Task requirements => The data must be returned in full and exactly as given.

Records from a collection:
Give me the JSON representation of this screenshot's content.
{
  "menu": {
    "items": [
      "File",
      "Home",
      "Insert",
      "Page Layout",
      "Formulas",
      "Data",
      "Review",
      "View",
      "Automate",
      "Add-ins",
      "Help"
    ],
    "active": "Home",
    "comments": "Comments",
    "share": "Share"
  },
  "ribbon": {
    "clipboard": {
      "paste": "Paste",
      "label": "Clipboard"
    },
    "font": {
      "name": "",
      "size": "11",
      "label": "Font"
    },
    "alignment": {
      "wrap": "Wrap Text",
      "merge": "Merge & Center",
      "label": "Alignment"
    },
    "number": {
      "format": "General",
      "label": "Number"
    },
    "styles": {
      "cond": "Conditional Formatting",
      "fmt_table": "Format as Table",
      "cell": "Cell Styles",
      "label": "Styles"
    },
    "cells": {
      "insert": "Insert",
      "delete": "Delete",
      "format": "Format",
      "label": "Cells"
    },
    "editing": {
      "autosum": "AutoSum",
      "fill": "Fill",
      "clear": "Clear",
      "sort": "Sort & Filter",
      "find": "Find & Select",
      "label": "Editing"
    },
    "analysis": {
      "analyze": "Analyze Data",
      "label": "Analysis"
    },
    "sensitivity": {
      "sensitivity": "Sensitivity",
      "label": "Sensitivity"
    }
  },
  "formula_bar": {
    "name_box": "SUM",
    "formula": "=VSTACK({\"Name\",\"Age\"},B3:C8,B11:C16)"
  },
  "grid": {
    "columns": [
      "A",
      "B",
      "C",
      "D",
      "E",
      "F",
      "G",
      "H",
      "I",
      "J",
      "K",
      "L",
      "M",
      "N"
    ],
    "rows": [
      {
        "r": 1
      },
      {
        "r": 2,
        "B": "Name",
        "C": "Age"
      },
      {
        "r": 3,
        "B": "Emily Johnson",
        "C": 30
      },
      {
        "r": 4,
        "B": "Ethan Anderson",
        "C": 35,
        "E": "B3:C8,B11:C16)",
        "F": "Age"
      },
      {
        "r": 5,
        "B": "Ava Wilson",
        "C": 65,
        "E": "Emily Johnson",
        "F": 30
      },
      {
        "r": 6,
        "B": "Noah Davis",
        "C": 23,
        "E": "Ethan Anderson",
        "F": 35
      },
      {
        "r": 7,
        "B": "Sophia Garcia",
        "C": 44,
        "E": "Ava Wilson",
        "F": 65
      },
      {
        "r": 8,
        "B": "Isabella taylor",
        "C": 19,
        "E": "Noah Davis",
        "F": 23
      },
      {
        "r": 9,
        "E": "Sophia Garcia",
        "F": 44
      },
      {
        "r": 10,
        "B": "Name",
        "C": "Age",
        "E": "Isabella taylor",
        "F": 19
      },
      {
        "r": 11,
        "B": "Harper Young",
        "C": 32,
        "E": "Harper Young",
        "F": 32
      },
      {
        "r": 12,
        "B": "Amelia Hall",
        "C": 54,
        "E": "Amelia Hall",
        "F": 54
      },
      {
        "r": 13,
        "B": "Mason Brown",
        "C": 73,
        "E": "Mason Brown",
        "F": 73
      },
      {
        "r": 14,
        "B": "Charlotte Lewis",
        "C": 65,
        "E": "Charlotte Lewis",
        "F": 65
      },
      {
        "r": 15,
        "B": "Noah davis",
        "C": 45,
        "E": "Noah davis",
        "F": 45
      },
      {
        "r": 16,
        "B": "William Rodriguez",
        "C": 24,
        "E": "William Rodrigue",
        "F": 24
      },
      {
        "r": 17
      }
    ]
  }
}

Task output =>
Give me the JSON representation of this screenshot's content.
{
  "menu": {
    "items": [
      "File",
      "Home",
      "Insert",
      "Page Layout",
      "Formulas",
      "Data",
      "Review",
      "View",
      "Automate",
      "Add-ins",
      "Help"
    ],
    "active": "Home",
    "comments": "Comments",
    "share": "Share"
  },
  "ribbon": {
    "clipboard": {
      "paste": "Paste",
      "label": "Clipboard"
    },
    "font": {
      "name": "",
      "size": "11",
      "label": "Font"
    },
    "alignment": {
      "wrap": "Wrap Text",
      "merge": "Merge & Center",
      "label": "Alignment"
    },
    "number": {
      "format": "General",
      "label": "Number"
    },
    "styles": {
      "cond": "Conditional Formatting",
      "fmt_table": "Format as Table",
      "cell": "Cell Styles",
      "label": "Styles"
    },
    "cells": {
      "insert": "Insert",
      "delete": "Delete",
      "format": "Format",
      "label": "Cells"
    },
    "editing": {
      "autosum": "AutoSum",
      "fill": "Fill",
      "clear": "Clear",
      "sort": "Sort & Filter",
      "find": "Find & Select",
      "label": "Editing"
    },
    "analysis": {
      "analyze": "Analyze Data",
      "label": "Analysis"
    },
    "sensitivity": {
      "sensitivity": "Sensitivity",
      "label": "Sensitivity"
    }
  },
  "formula_bar": {
    "name_box": "SUM",
    "formula": "=VSTACK({\"Name\",\"Age\"},B3:C8,B11:C16)"
  },
  "grid": {
    "columns": [
      "A",
      "B",
      "C",
      "D",
      "E",
      "F",
      "G",
      "H",
      "I",
      "J",
      "K",
      "L",
      "M",
      "N"
    ],
    "rows": [
      {
        "r": 1
      },
      {
        "r": 2,
        "B": "Name",
        "C": "Age"
      },
      {
        "r": 3,
        "B": "Emily Johnson",
        "C": 30
      },
      {
        "r": 4,
        "B": "Ethan Anderson",
        "C": 35,
        "E": "B3:C8,B11:C16)",
        "F": "Age"
      },
      {
        "r": 5,
        "B": "Ava Wilson",
        "C": 65,
        "E": "Emily Johnson",
        "F": 30
      },
      {
        "r": 6,
        "B": "Noah Davis",
        "C": 23,
        "E": "Ethan Anderson",
        "F": 35
      },
      {
        "r": 7,
        "B": "Sophia Garcia",
        "C": 44,
        "E": "Ava Wilson",
        "F": 65
      },
      {
        "r": 8,
        "B": "Isabella taylor",
        "C": 19,
        "E": "Noah Davis",
        "F": 23
      },
      {
        "r": 9,
        "E": "Sophia Garcia",
        "F": 44
      },
      {
        "r": 10,
        "B": "Name",
        "C": "Age",
        "E": "Isabella taylor",
        "F": 19
      },
      {
        "r": 11,
        "B": "Harper Young",
        "C": 32,
        "E": "Harper Young",
        "F": 32
      },
      {
        "r": 12,
        "B": "Amelia Hall",
        "C": 54,
        "E": "Amelia Hall",
        "F": 54
      },
      {
        "r": 13,
        "B": "Mason Brown",
        "C": 73,
        "E": "Mason Brown",
        "F": 73
      },
      {
        "r": 14,
        "B": "Charlotte Lewis",
        "C": 65,
        "E": "Charlotte Lewis",
        "F": 65
      },
      {
        "r": 15,
        "B": "Noah davis",
        "C": 45,
        "E": "Noah davis",
        "F": 45
      },
      {
        "r": 16,
        "B": "William Rodriguez",
        "C": 24,
        "E": "William Rodrigue",
        "F": 24
      },
      {
        "r": 17
      }
    ]
  }
}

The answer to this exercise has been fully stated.